■ To do
Below are records to repeat exactly. Omit the pictures from the copy.

[Data records]
━━━

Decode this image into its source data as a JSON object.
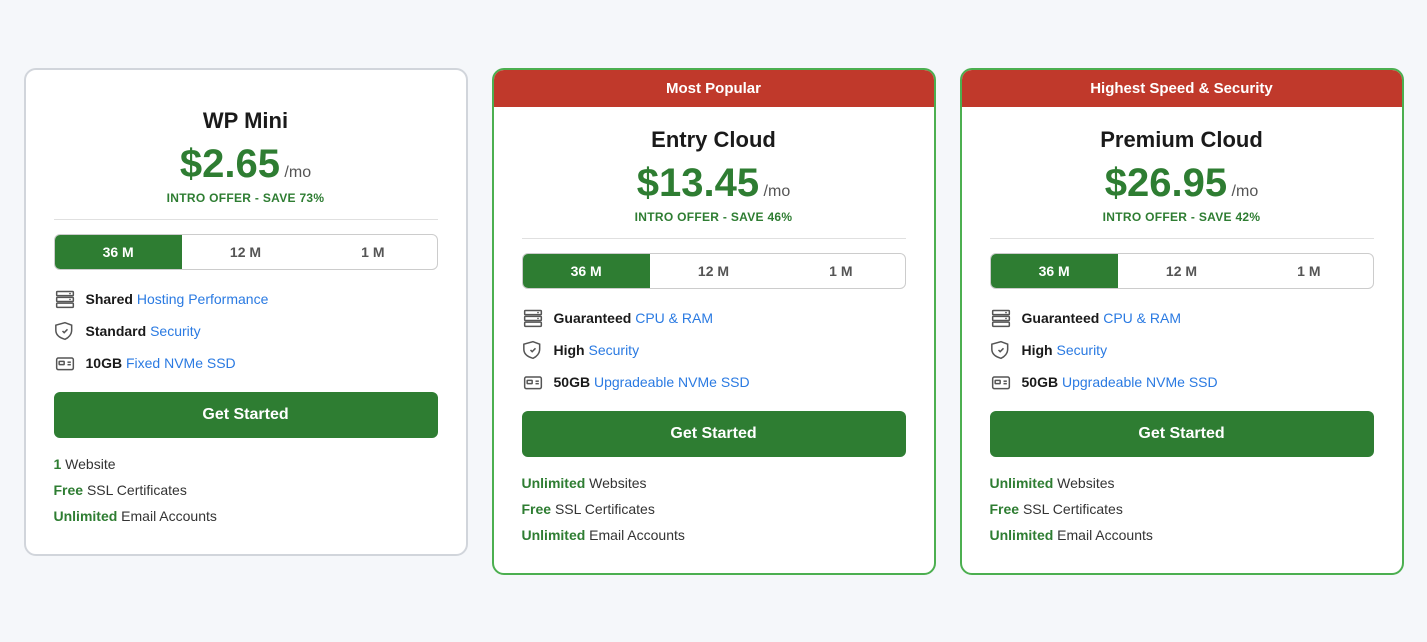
{
  "plans": [
    {
      "id": "wp-mini",
      "badge": null,
      "name": "WP Mini",
      "price": "$2.65",
      "period": "/mo",
      "intro": "INTRO OFFER - SAVE 73%",
      "terms": [
        "36 M",
        "12 M",
        "1 M"
      ],
      "active_term": 0,
      "features": [
        {
          "icon": "server",
          "bold": "Shared",
          "text": " Hosting Performance"
        },
        {
          "icon": "shield",
          "bold": "Standard",
          "text": " Security"
        },
        {
          "icon": "ssd",
          "bold": "10GB",
          "text": " Fixed NVMe SSD"
        }
      ],
      "cta": "Get Started",
      "bottom": [
        {
          "bold": "1",
          "text": " Website"
        },
        {
          "bold": "Free",
          "text": " SSL Certificates"
        },
        {
          "bold": "Unlimited",
          "text": " Email Accounts"
        }
      ]
    },
    {
      "id": "entry-cloud",
      "badge": "Most Popular",
      "badge_color": "red",
      "name": "Entry Cloud",
      "price": "$13.45",
      "period": "/mo",
      "intro": "INTRO OFFER - SAVE 46%",
      "terms": [
        "36 M",
        "12 M",
        "1 M"
      ],
      "active_term": 0,
      "features": [
        {
          "icon": "server",
          "bold": "Guaranteed",
          "text": " CPU & RAM"
        },
        {
          "icon": "shield",
          "bold": "High",
          "text": " Security"
        },
        {
          "icon": "ssd",
          "bold": "50GB",
          "text": " Upgradeable NVMe SSD"
        }
      ],
      "cta": "Get Started",
      "bottom": [
        {
          "bold": "Unlimited",
          "text": " Websites"
        },
        {
          "bold": "Free",
          "text": " SSL Certificates"
        },
        {
          "bold": "Unlimited",
          "text": " Email Accounts"
        }
      ]
    },
    {
      "id": "premium-cloud",
      "badge": "Highest Speed & Security",
      "badge_color": "red",
      "name": "Premium Cloud",
      "price": "$26.95",
      "period": "/mo",
      "intro": "INTRO OFFER - SAVE 42%",
      "terms": [
        "36 M",
        "12 M",
        "1 M"
      ],
      "active_term": 0,
      "features": [
        {
          "icon": "server",
          "bold": "Guaranteed",
          "text": " CPU & RAM"
        },
        {
          "icon": "shield",
          "bold": "High",
          "text": " Security"
        },
        {
          "icon": "ssd",
          "bold": "50GB",
          "text": " Upgradeable NVMe SSD"
        }
      ],
      "cta": "Get Started",
      "bottom": [
        {
          "bold": "Unlimited",
          "text": " Websites"
        },
        {
          "bold": "Free",
          "text": " SSL Certificates"
        },
        {
          "bold": "Unlimited",
          "text": " Email Accounts"
        }
      ]
    }
  ]
}
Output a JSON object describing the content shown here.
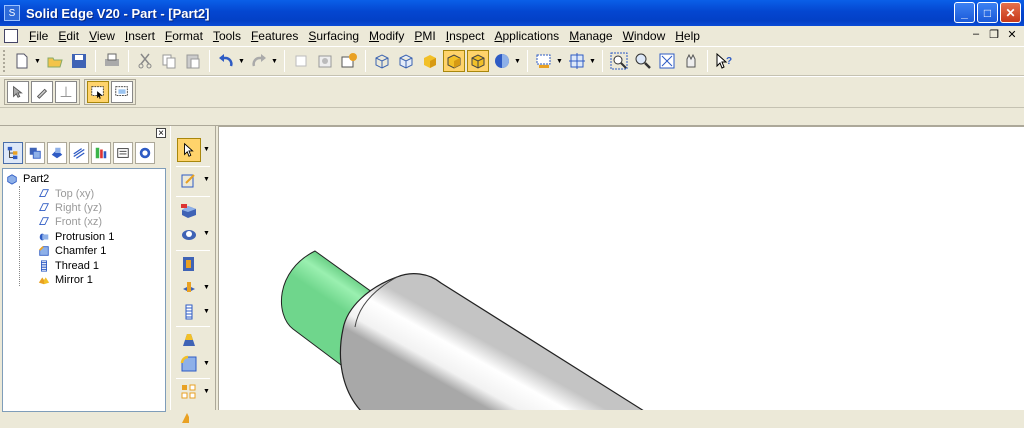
{
  "window": {
    "title": "Solid Edge V20 - Part - [Part2]"
  },
  "title_buttons": {
    "minimize": "_",
    "maximize": "□",
    "close": "✕"
  },
  "menu": [
    "File",
    "Edit",
    "View",
    "Insert",
    "Format",
    "Tools",
    "Features",
    "Surfacing",
    "Modify",
    "PMI",
    "Inspect",
    "Applications",
    "Manage",
    "Window",
    "Help"
  ],
  "mdi_buttons": {
    "minimize": "–",
    "restore": "❐",
    "close": "✕"
  },
  "toolbar_icons": [
    "new-icon",
    "open-icon",
    "save-icon",
    "print-icon",
    "cut-icon",
    "copy-icon",
    "paste-icon",
    "undo-icon",
    "redo-icon",
    "copy-model-icon",
    "properties-icon",
    "render-icon",
    "shaded-icon",
    "wireframe-icon",
    "visible-edges-icon",
    "shaded-box-icon",
    "shaded-visible-icon",
    "view-orient-icon",
    "select-icon",
    "fit-icon",
    "zoom-area-icon",
    "zoom-icon",
    "fit-all-icon",
    "pan-icon",
    "whats-this-icon"
  ],
  "pane": {
    "close": "×",
    "tabs": [
      "edgebar-tree-icon",
      "layers-icon",
      "feature-library-icon",
      "family-icon",
      "sensors-icon",
      "selection-manager-icon",
      "parts-icon"
    ]
  },
  "tree": {
    "root": "Part2",
    "items": [
      {
        "label": "Top (xy)",
        "icon": "plane-icon",
        "state": "hidden"
      },
      {
        "label": "Right (yz)",
        "icon": "plane-icon",
        "state": "hidden"
      },
      {
        "label": "Front (xz)",
        "icon": "plane-icon",
        "state": "hidden"
      },
      {
        "label": "Protrusion 1",
        "icon": "protrusion-icon",
        "state": "shown"
      },
      {
        "label": "Chamfer 1",
        "icon": "chamfer-icon",
        "state": "shown"
      },
      {
        "label": "Thread 1",
        "icon": "thread-icon",
        "state": "shown"
      },
      {
        "label": "Mirror 1",
        "icon": "mirror-icon",
        "state": "shown"
      }
    ]
  },
  "colors": {
    "accent": "#FFD36B",
    "thread_face": "#7FE39A",
    "titlebar": "#0446D0"
  }
}
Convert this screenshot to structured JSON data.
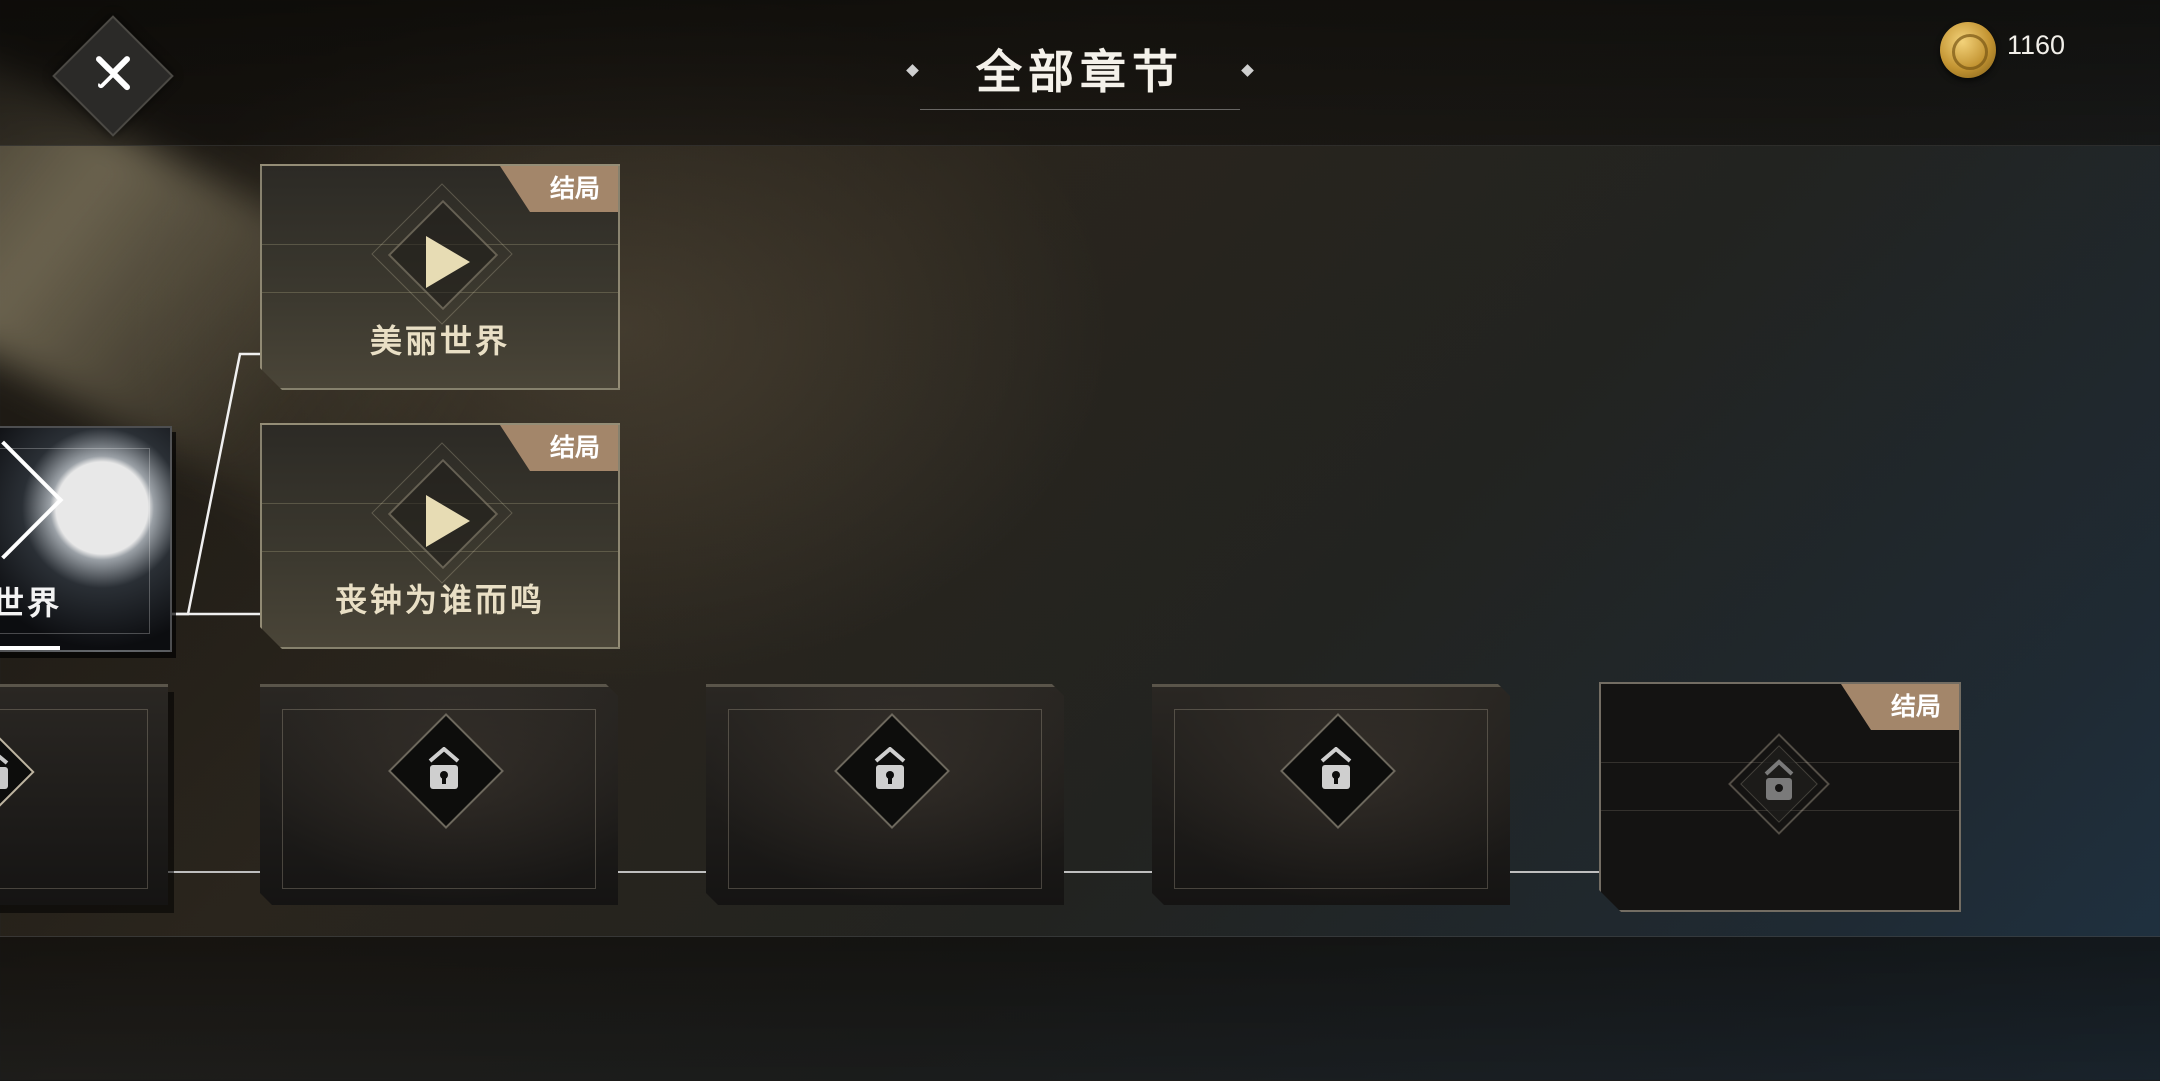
{
  "header": {
    "title": "全部章节",
    "coins": "1160"
  },
  "chapters": {
    "branch_top": {
      "title": "美丽世界",
      "badge": "结局"
    },
    "branch_bottom": {
      "title": "丧钟为谁而鸣",
      "badge": "结局"
    },
    "current": {
      "title_partial": "世界",
      "progress": 0.4
    },
    "locked_end_badge": "结局"
  },
  "colors": {
    "badge": "#a3866a",
    "coin": "#c39432",
    "accent_text": "#e9dfc5"
  }
}
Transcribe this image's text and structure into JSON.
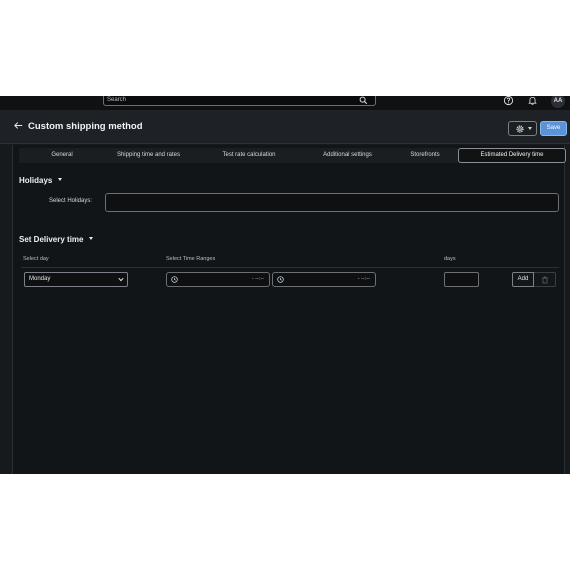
{
  "topbar": {
    "search_placeholder": "Search",
    "icons": [
      "search-icon",
      "help-icon",
      "bell-icon"
    ],
    "avatar_initials": "AA"
  },
  "header": {
    "title": "Custom shipping method",
    "save_label": "Save"
  },
  "tabs": [
    {
      "label": "General"
    },
    {
      "label": "Shipping time and rates"
    },
    {
      "label": "Test rate calculation"
    },
    {
      "label": "Additional settings"
    },
    {
      "label": "Storefronts"
    },
    {
      "label": "Estimated Delivery time",
      "active": true
    }
  ],
  "holidays": {
    "title": "Holidays",
    "select_label": "Select Holidays:",
    "value": ""
  },
  "delivery": {
    "title": "Set Delivery time",
    "columns": {
      "day": "Select day",
      "time_ranges": "Select Time Ranges",
      "days": "days"
    },
    "row": {
      "day": "Monday",
      "time_from": "- --:--",
      "time_to": "- --:--",
      "days": "",
      "add_label": "Add"
    }
  },
  "colors": {
    "app_bg": "#171a1d",
    "panel_bg": "#121518",
    "accent": "#5a93d6"
  }
}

━━━

■ Output of the exercise
Decode this image into its source data as a JSON object.
{
  "plans": [
    {
      "id": "wp-mini",
      "badge": null,
      "name": "WP Mini",
      "price": "$2.65",
      "period": "/mo",
      "intro": "INTRO OFFER - SAVE 73%",
      "terms": [
        "36 M",
        "12 M",
        "1 M"
      ],
      "active_term": 0,
      "features": [
        {
          "icon": "server",
          "bold": "Shared",
          "text": " Hosting Performance"
        },
        {
          "icon": "shield",
          "bold": "Standard",
          "text": " Security"
        },
        {
          "icon": "ssd",
          "bold": "10GB",
          "text": " Fixed NVMe SSD"
        }
      ],
      "cta": "Get Started",
      "bottom": [
        {
          "bold": "1",
          "text": " Website"
        },
        {
          "bold": "Free",
          "text": " SSL Certificates"
        },
        {
          "bold": "Unlimited",
          "text": " Email Accounts"
        }
      ]
    },
    {
      "id": "entry-cloud",
      "badge": "Most Popular",
      "badge_color": "red",
      "name": "Entry Cloud",
      "price": "$13.45",
      "period": "/mo",
      "intro": "INTRO OFFER - SAVE 46%",
      "terms": [
        "36 M",
        "12 M",
        "1 M"
      ],
      "active_term": 0,
      "features": [
        {
          "icon": "server",
          "bold": "Guaranteed",
          "text": " CPU & RAM"
        },
        {
          "icon": "shield",
          "bold": "High",
          "text": " Security"
        },
        {
          "icon": "ssd",
          "bold": "50GB",
          "text": " Upgradeable NVMe SSD"
        }
      ],
      "cta": "Get Started",
      "bottom": [
        {
          "bold": "Unlimited",
          "text": " Websites"
        },
        {
          "bold": "Free",
          "text": " SSL Certificates"
        },
        {
          "bold": "Unlimited",
          "text": " Email Accounts"
        }
      ]
    },
    {
      "id": "premium-cloud",
      "badge": "Highest Speed & Security",
      "badge_color": "red",
      "name": "Premium Cloud",
      "price": "$26.95",
      "period": "/mo",
      "intro": "INTRO OFFER - SAVE 42%",
      "terms": [
        "36 M",
        "12 M",
        "1 M"
      ],
      "active_term": 0,
      "features": [
        {
          "icon": "server",
          "bold": "Guaranteed",
          "text": " CPU & RAM"
        },
        {
          "icon": "shield",
          "bold": "High",
          "text": " Security"
        },
        {
          "icon": "ssd",
          "bold": "50GB",
          "text": " Upgradeable NVMe SSD"
        }
      ],
      "cta": "Get Started",
      "bottom": [
        {
          "bold": "Unlimited",
          "text": " Websites"
        },
        {
          "bold": "Free",
          "text": " SSL Certificates"
        },
        {
          "bold": "Unlimited",
          "text": " Email Accounts"
        }
      ]
    }
  ]
}
Output a JSON object describing the content shown here.
{
  "window": {
    "title": "Solid Edge V20 - Part - [Part2]"
  },
  "title_buttons": {
    "minimize": "_",
    "maximize": "□",
    "close": "✕"
  },
  "menu": [
    "File",
    "Edit",
    "View",
    "Insert",
    "Format",
    "Tools",
    "Features",
    "Surfacing",
    "Modify",
    "PMI",
    "Inspect",
    "Applications",
    "Manage",
    "Window",
    "Help"
  ],
  "mdi_buttons": {
    "minimize": "–",
    "restore": "❐",
    "close": "✕"
  },
  "toolbar_icons": [
    "new-icon",
    "open-icon",
    "save-icon",
    "print-icon",
    "cut-icon",
    "copy-icon",
    "paste-icon",
    "undo-icon",
    "redo-icon",
    "copy-model-icon",
    "properties-icon",
    "render-icon",
    "shaded-icon",
    "wireframe-icon",
    "visible-edges-icon",
    "shaded-box-icon",
    "shaded-visible-icon",
    "view-orient-icon",
    "select-icon",
    "fit-icon",
    "zoom-area-icon",
    "zoom-icon",
    "fit-all-icon",
    "pan-icon",
    "whats-this-icon"
  ],
  "pane": {
    "close": "×",
    "tabs": [
      "edgebar-tree-icon",
      "layers-icon",
      "feature-library-icon",
      "family-icon",
      "sensors-icon",
      "selection-manager-icon",
      "parts-icon"
    ]
  },
  "tree": {
    "root": "Part2",
    "items": [
      {
        "label": "Top (xy)",
        "icon": "plane-icon",
        "state": "hidden"
      },
      {
        "label": "Right (yz)",
        "icon": "plane-icon",
        "state": "hidden"
      },
      {
        "label": "Front (xz)",
        "icon": "plane-icon",
        "state": "hidden"
      },
      {
        "label": "Protrusion 1",
        "icon": "protrusion-icon",
        "state": "shown"
      },
      {
        "label": "Chamfer 1",
        "icon": "chamfer-icon",
        "state": "shown"
      },
      {
        "label": "Thread 1",
        "icon": "thread-icon",
        "state": "shown"
      },
      {
        "label": "Mirror 1",
        "icon": "mirror-icon",
        "state": "shown"
      }
    ]
  },
  "colors": {
    "accent": "#FFD36B",
    "thread_face": "#7FE39A",
    "titlebar": "#0446D0"
  }
}
Convert this screenshot to structured JSON data.
{
  "header": {
    "title": "全部章节",
    "coins": "1160"
  },
  "chapters": {
    "branch_top": {
      "title": "美丽世界",
      "badge": "结局"
    },
    "branch_bottom": {
      "title": "丧钟为谁而鸣",
      "badge": "结局"
    },
    "current": {
      "title_partial": "世界",
      "progress": 0.4
    },
    "locked_end_badge": "结局"
  },
  "colors": {
    "badge": "#a3866a",
    "coin": "#c39432",
    "accent_text": "#e9dfc5"
  }
}
Transcribe this image's text and structure into JSON.
{
  "topbar": {
    "search_placeholder": "Search",
    "icons": [
      "search-icon",
      "help-icon",
      "bell-icon"
    ],
    "avatar_initials": "AA"
  },
  "header": {
    "title": "Custom shipping method",
    "save_label": "Save"
  },
  "tabs": [
    {
      "label": "General"
    },
    {
      "label": "Shipping time and rates"
    },
    {
      "label": "Test rate calculation"
    },
    {
      "label": "Additional settings"
    },
    {
      "label": "Storefronts"
    },
    {
      "label": "Estimated Delivery time",
      "active": true
    }
  ],
  "holidays": {
    "title": "Holidays",
    "select_label": "Select Holidays:",
    "value": ""
  },
  "delivery": {
    "title": "Set Delivery time",
    "columns": {
      "day": "Select day",
      "time_ranges": "Select Time Ranges",
      "days": "days"
    },
    "row": {
      "day": "Monday",
      "time_from": "- --:--",
      "time_to": "- --:--",
      "days": "",
      "add_label": "Add"
    }
  },
  "colors": {
    "app_bg": "#171a1d",
    "panel_bg": "#121518",
    "accent": "#5a93d6"
  }
}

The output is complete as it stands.